→ Extracted material
begin

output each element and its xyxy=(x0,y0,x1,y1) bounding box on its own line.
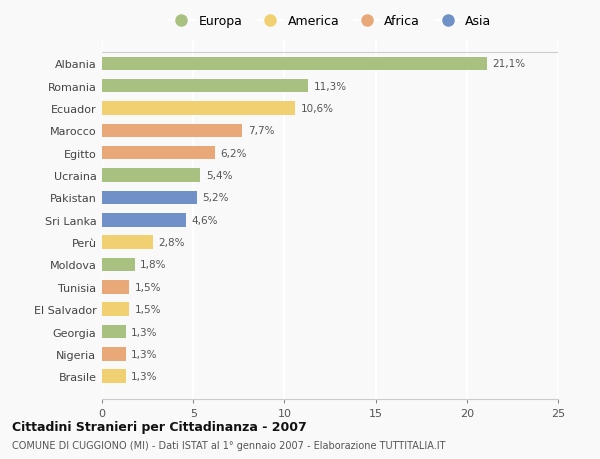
Text: 21,1%: 21,1% xyxy=(493,59,526,69)
Text: 1,5%: 1,5% xyxy=(135,304,161,314)
Bar xyxy=(102,258,135,272)
Text: COMUNE DI CUGGIONO (MI) - Dati ISTAT al 1° gennaio 2007 - Elaborazione TUTTITALI: COMUNE DI CUGGIONO (MI) - Dati ISTAT al … xyxy=(12,440,445,450)
Bar xyxy=(102,303,130,316)
Bar xyxy=(102,213,186,227)
Bar xyxy=(102,369,126,383)
Text: 11,3%: 11,3% xyxy=(314,82,347,91)
Text: Cittadini Stranieri per Cittadinanza - 2007: Cittadini Stranieri per Cittadinanza - 2… xyxy=(12,420,307,433)
Text: 10,6%: 10,6% xyxy=(301,104,334,114)
Bar xyxy=(102,169,200,182)
Text: 4,6%: 4,6% xyxy=(191,215,218,225)
Text: 5,4%: 5,4% xyxy=(206,171,232,181)
Bar xyxy=(102,102,295,116)
Bar xyxy=(102,57,487,71)
Bar xyxy=(102,280,130,294)
Text: 6,2%: 6,2% xyxy=(221,148,247,158)
Text: 1,8%: 1,8% xyxy=(140,260,167,270)
Text: 7,7%: 7,7% xyxy=(248,126,274,136)
Text: 5,2%: 5,2% xyxy=(202,193,229,203)
Bar xyxy=(102,347,126,361)
Bar xyxy=(102,124,242,138)
Bar xyxy=(102,147,215,160)
Bar xyxy=(102,80,308,93)
Bar xyxy=(102,325,126,338)
Bar xyxy=(102,191,197,205)
Bar xyxy=(102,236,153,249)
Text: 1,5%: 1,5% xyxy=(135,282,161,292)
Text: 1,3%: 1,3% xyxy=(131,371,158,381)
Text: 1,3%: 1,3% xyxy=(131,349,158,359)
Text: 1,3%: 1,3% xyxy=(131,327,158,337)
Legend: Europa, America, Africa, Asia: Europa, America, Africa, Asia xyxy=(169,15,491,28)
Text: 2,8%: 2,8% xyxy=(158,238,185,247)
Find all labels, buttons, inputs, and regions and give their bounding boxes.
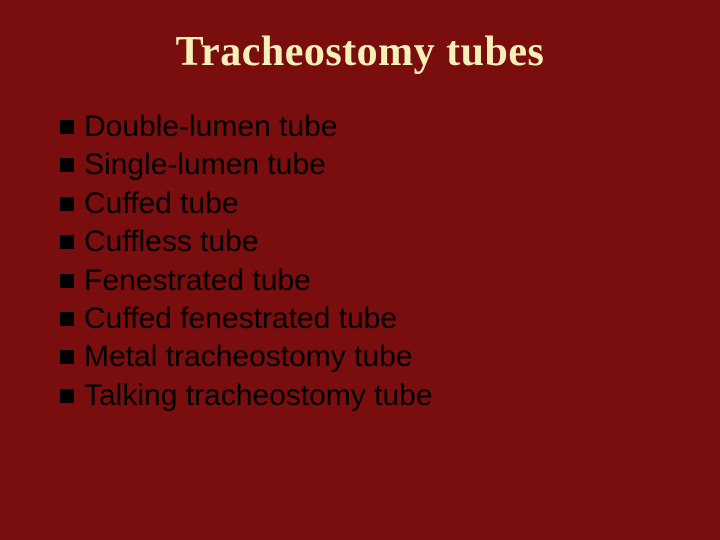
list-item: Talking tracheostomy tube bbox=[60, 377, 670, 415]
list-item-text: Fenestrated tube bbox=[84, 262, 670, 300]
list-item: Double-lumen tube bbox=[60, 108, 670, 146]
square-bullet-icon bbox=[60, 274, 74, 288]
list-item: Metal tracheostomy tube bbox=[60, 338, 670, 376]
square-bullet-icon bbox=[60, 389, 74, 403]
list-item: Cuffed tube bbox=[60, 185, 670, 223]
square-bullet-icon bbox=[60, 350, 74, 364]
list-item: Fenestrated tube bbox=[60, 262, 670, 300]
list-item: Cuffless tube bbox=[60, 223, 670, 261]
list-item-text: Talking tracheostomy tube bbox=[84, 377, 670, 415]
list-item-text: Single-lumen tube bbox=[84, 146, 670, 184]
slide-title: Tracheostomy tubes bbox=[50, 28, 670, 76]
square-bullet-icon bbox=[60, 235, 74, 249]
bullet-list: Double-lumen tube Single-lumen tube Cuff… bbox=[50, 108, 670, 415]
square-bullet-icon bbox=[60, 312, 74, 326]
list-item: Single-lumen tube bbox=[60, 146, 670, 184]
list-item: Cuffed fenestrated tube bbox=[60, 300, 670, 338]
slide: Tracheostomy tubes Double-lumen tube Sin… bbox=[0, 0, 720, 540]
list-item-text: Metal tracheostomy tube bbox=[84, 338, 670, 376]
square-bullet-icon bbox=[60, 120, 74, 134]
list-item-text: Double-lumen tube bbox=[84, 108, 670, 146]
square-bullet-icon bbox=[60, 158, 74, 172]
list-item-text: Cuffed tube bbox=[84, 185, 670, 223]
list-item-text: Cuffed fenestrated tube bbox=[84, 300, 670, 338]
square-bullet-icon bbox=[60, 197, 74, 211]
list-item-text: Cuffless tube bbox=[84, 223, 670, 261]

end

→ Task prompt
Write out the stretch of the material from the line containing "list-item: Talking tracheostomy" through the line containing "slide: Tracheostomy tubes", word for word and nothing more.

→ Response to the task
list-item: Talking tracheostomy tube bbox=[60, 377, 670, 415]
list-item-text: Fenestrated tube bbox=[84, 262, 670, 300]
list-item: Double-lumen tube bbox=[60, 108, 670, 146]
square-bullet-icon bbox=[60, 274, 74, 288]
list-item: Metal tracheostomy tube bbox=[60, 338, 670, 376]
square-bullet-icon bbox=[60, 389, 74, 403]
list-item: Cuffed tube bbox=[60, 185, 670, 223]
square-bullet-icon bbox=[60, 350, 74, 364]
list-item: Fenestrated tube bbox=[60, 262, 670, 300]
list-item: Cuffless tube bbox=[60, 223, 670, 261]
list-item-text: Talking tracheostomy tube bbox=[84, 377, 670, 415]
list-item-text: Single-lumen tube bbox=[84, 146, 670, 184]
slide-title: Tracheostomy tubes bbox=[50, 28, 670, 76]
square-bullet-icon bbox=[60, 235, 74, 249]
bullet-list: Double-lumen tube Single-lumen tube Cuff… bbox=[50, 108, 670, 415]
square-bullet-icon bbox=[60, 312, 74, 326]
list-item: Single-lumen tube bbox=[60, 146, 670, 184]
list-item: Cuffed fenestrated tube bbox=[60, 300, 670, 338]
slide: Tracheostomy tubes Double-lumen tube Sin… bbox=[0, 0, 720, 540]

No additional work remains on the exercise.